Quote every line below exactly as it reads.
————
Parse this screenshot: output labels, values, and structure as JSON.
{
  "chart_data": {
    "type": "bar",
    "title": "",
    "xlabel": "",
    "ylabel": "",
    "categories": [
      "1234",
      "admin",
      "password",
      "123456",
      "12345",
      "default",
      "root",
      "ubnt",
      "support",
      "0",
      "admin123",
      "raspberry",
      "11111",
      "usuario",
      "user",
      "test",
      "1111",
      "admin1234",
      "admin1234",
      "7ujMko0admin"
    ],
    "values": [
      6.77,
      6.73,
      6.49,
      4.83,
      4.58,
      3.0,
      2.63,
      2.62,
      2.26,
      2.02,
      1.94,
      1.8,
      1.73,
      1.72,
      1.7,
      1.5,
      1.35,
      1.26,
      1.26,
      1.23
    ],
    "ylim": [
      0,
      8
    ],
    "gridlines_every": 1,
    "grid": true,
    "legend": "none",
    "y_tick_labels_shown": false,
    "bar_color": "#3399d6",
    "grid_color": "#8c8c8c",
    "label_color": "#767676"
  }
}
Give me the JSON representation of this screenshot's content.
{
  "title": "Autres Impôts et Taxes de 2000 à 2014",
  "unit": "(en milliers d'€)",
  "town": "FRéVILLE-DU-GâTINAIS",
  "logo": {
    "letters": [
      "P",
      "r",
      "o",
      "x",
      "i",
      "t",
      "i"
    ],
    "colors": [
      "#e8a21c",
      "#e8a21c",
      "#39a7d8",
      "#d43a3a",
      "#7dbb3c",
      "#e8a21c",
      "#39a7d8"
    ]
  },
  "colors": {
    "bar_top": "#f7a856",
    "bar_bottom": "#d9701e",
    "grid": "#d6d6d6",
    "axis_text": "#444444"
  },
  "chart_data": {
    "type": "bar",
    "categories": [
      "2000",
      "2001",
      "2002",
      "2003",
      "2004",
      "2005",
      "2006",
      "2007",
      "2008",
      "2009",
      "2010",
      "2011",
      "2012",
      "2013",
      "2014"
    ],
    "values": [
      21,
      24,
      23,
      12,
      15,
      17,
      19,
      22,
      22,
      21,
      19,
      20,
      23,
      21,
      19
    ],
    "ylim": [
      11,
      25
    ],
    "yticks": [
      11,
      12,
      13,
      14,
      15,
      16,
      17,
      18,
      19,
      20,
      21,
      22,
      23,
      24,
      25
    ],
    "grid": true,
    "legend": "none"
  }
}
————
Output:
Parse this screenshot: output labels, values, and structure as JSON.
{
  "chart_data": {
    "type": "bar",
    "title": "",
    "xlabel": "",
    "ylabel": "",
    "categories": [
      "1234",
      "admin",
      "password",
      "123456",
      "12345",
      "default",
      "root",
      "ubnt",
      "support",
      "0",
      "admin123",
      "raspberry",
      "11111",
      "usuario",
      "user",
      "test",
      "1111",
      "admin1234",
      "admin1234",
      "7ujMko0admin"
    ],
    "values": [
      6.77,
      6.73,
      6.49,
      4.83,
      4.58,
      3.0,
      2.63,
      2.62,
      2.26,
      2.02,
      1.94,
      1.8,
      1.73,
      1.72,
      1.7,
      1.5,
      1.35,
      1.26,
      1.26,
      1.23
    ],
    "ylim": [
      0,
      8
    ],
    "gridlines_every": 1,
    "grid": true,
    "legend": "none",
    "y_tick_labels_shown": false,
    "bar_color": "#3399d6",
    "grid_color": "#8c8c8c",
    "label_color": "#767676"
  }
}
Give me the JSON representation of this screenshot's content.
{
  "title": "Autres Impôts et Taxes de 2000 à 2014",
  "unit": "(en milliers d'€)",
  "town": "FRéVILLE-DU-GâTINAIS",
  "logo": {
    "letters": [
      "P",
      "r",
      "o",
      "x",
      "i",
      "t",
      "i"
    ],
    "colors": [
      "#e8a21c",
      "#e8a21c",
      "#39a7d8",
      "#d43a3a",
      "#7dbb3c",
      "#e8a21c",
      "#39a7d8"
    ]
  },
  "colors": {
    "bar_top": "#f7a856",
    "bar_bottom": "#d9701e",
    "grid": "#d6d6d6",
    "axis_text": "#444444"
  },
  "chart_data": {
    "type": "bar",
    "categories": [
      "2000",
      "2001",
      "2002",
      "2003",
      "2004",
      "2005",
      "2006",
      "2007",
      "2008",
      "2009",
      "2010",
      "2011",
      "2012",
      "2013",
      "2014"
    ],
    "values": [
      21,
      24,
      23,
      12,
      15,
      17,
      19,
      22,
      22,
      21,
      19,
      20,
      23,
      21,
      19
    ],
    "ylim": [
      11,
      25
    ],
    "yticks": [
      11,
      12,
      13,
      14,
      15,
      16,
      17,
      18,
      19,
      20,
      21,
      22,
      23,
      24,
      25
    ],
    "grid": true,
    "legend": "none"
  }
}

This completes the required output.